-------- ТЕКСТ ДЛЯ ЧТЕНИЯ --------

Почему обычные люди — не заложники, а наблюдатели — принимают сторону террористов? Потому что мы — телезрители. Век медиа породил фантомы, трудно контролируемые хрупким человеческим умом. Телезрительница может плакать над судьбой «рабыни Изауры». Почему? Потому что зритель должен отождествить себя с главным героем фильма, это чуть ли не главный художественный прием. Чем ближе к реальности будет «шоу», тем большая вероятность, что зритель отождествит себя с происходящим на экране. Лучше, если он будет считать, что все происходит на самом деле. На идее «реального шоу с реальными людьми» построены такие телепередачи, как «Большой брат», когда телезритель ведет наблюдение за жизнью «простых людей, как ты и я» через «замочную скважину» телевизора.
Так вот, теракт, с точки зрения СМИ, — высшее воплощение художественной достоверности. Все происходит, «как в жизни», потому что это и есть жизнь. Интрига реальна, и жизни на кон ставятся не актеров, а самых обычных живых людей. Как я и вы. А значит, телезритель отождествляет заложников, главных героев чудовищного телешоу, с самим собой. И мучается несказанно. «Отпустите их, отпустите». Террористы, по сути, берут в заложники телезрителей. А зрители готовы ради прекращения кровавого спектакля потребовать от правительства чего угодно. Прежде всего — выполнения требований террористов. Даже если эти требования объективно ведут к разрушению общества и несут угрозу гибели государству.

-------- ФРАГМЕНТ ДАННЫХ --------

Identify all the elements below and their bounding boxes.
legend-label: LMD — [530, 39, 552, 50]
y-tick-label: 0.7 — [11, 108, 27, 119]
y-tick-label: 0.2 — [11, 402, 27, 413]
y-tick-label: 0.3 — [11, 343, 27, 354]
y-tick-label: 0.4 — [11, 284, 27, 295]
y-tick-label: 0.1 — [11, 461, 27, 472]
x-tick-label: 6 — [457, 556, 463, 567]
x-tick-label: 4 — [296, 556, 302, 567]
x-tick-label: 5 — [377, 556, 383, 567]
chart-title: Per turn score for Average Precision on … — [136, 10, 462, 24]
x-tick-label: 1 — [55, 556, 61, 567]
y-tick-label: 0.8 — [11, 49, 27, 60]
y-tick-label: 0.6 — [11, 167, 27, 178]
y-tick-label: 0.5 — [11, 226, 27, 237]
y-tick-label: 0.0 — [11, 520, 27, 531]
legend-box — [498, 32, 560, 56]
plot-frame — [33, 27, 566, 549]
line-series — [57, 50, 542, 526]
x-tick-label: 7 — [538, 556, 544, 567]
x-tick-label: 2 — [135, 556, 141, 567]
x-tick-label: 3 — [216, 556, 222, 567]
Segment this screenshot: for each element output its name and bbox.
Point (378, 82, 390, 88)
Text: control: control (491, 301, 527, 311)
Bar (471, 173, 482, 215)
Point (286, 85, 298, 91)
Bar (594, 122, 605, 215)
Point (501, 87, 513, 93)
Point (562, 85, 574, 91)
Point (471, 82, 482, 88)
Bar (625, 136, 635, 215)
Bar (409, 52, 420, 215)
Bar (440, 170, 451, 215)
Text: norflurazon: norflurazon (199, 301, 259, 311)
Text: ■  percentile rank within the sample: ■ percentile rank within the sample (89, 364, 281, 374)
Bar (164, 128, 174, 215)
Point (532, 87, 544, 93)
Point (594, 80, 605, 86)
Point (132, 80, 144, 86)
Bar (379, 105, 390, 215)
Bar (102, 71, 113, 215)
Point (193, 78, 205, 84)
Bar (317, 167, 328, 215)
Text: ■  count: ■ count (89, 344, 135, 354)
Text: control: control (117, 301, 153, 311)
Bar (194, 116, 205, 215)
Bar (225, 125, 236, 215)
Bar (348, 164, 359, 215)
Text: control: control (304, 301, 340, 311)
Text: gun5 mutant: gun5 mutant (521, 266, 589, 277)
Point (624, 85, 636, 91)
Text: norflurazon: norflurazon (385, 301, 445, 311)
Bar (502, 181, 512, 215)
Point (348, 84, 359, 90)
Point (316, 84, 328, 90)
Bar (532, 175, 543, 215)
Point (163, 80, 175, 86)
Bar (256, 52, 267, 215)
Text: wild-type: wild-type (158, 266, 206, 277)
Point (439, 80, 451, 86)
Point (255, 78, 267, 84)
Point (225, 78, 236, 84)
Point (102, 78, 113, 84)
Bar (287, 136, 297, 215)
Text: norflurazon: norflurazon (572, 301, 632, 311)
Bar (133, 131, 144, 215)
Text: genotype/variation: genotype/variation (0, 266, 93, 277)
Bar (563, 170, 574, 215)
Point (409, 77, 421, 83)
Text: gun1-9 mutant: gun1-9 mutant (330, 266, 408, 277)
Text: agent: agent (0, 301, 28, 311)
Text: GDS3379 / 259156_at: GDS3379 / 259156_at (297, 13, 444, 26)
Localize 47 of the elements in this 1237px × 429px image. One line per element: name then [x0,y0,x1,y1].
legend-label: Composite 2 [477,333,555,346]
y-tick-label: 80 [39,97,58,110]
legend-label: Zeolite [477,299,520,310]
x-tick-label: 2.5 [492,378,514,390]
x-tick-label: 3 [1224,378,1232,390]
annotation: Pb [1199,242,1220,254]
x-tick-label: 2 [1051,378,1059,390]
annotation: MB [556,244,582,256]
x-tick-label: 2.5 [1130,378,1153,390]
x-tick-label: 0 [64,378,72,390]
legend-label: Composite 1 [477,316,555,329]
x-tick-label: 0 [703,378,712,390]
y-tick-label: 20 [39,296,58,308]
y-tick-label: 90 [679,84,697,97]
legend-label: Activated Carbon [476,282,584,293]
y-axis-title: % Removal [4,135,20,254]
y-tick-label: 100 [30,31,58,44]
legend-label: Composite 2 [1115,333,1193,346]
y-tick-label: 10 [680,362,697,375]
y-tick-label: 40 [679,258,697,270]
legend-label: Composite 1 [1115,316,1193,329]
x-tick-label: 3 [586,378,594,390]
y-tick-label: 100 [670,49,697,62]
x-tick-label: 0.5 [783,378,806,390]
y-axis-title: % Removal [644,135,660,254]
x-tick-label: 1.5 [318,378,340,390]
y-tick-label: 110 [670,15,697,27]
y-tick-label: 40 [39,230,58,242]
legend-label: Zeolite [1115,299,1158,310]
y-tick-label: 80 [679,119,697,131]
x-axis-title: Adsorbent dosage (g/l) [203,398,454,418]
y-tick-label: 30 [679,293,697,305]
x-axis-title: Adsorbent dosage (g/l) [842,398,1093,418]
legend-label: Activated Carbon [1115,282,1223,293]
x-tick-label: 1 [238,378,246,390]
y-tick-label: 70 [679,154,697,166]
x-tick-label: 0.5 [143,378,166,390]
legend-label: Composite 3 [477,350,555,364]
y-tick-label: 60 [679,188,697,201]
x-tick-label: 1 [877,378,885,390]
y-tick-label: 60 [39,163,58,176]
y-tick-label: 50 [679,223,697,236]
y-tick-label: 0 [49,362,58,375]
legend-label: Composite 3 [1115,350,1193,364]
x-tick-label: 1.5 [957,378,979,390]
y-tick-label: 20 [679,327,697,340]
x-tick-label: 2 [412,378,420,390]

--------

ЗАДАНИЕ 1
На какой идее, согласно тексту для чтения, построены такие телепередачи, как «Большой брат»?
ЗАДАНИЕ 2
Почему в тексте для чтения теракт с точки зрения СМИ назван высшим воплощением художественной достоверности? Ответьте в одном–трех предложениях.

ОТВЕТ 1
На идее «реального шоу с реальными людьми».

ОТВЕТ 2
При теракте все происходит «как в жизни», потому что это и есть жизнь. Интрига реальна, и на кон ставятся жизни не актеров, а самых обычных живых людей.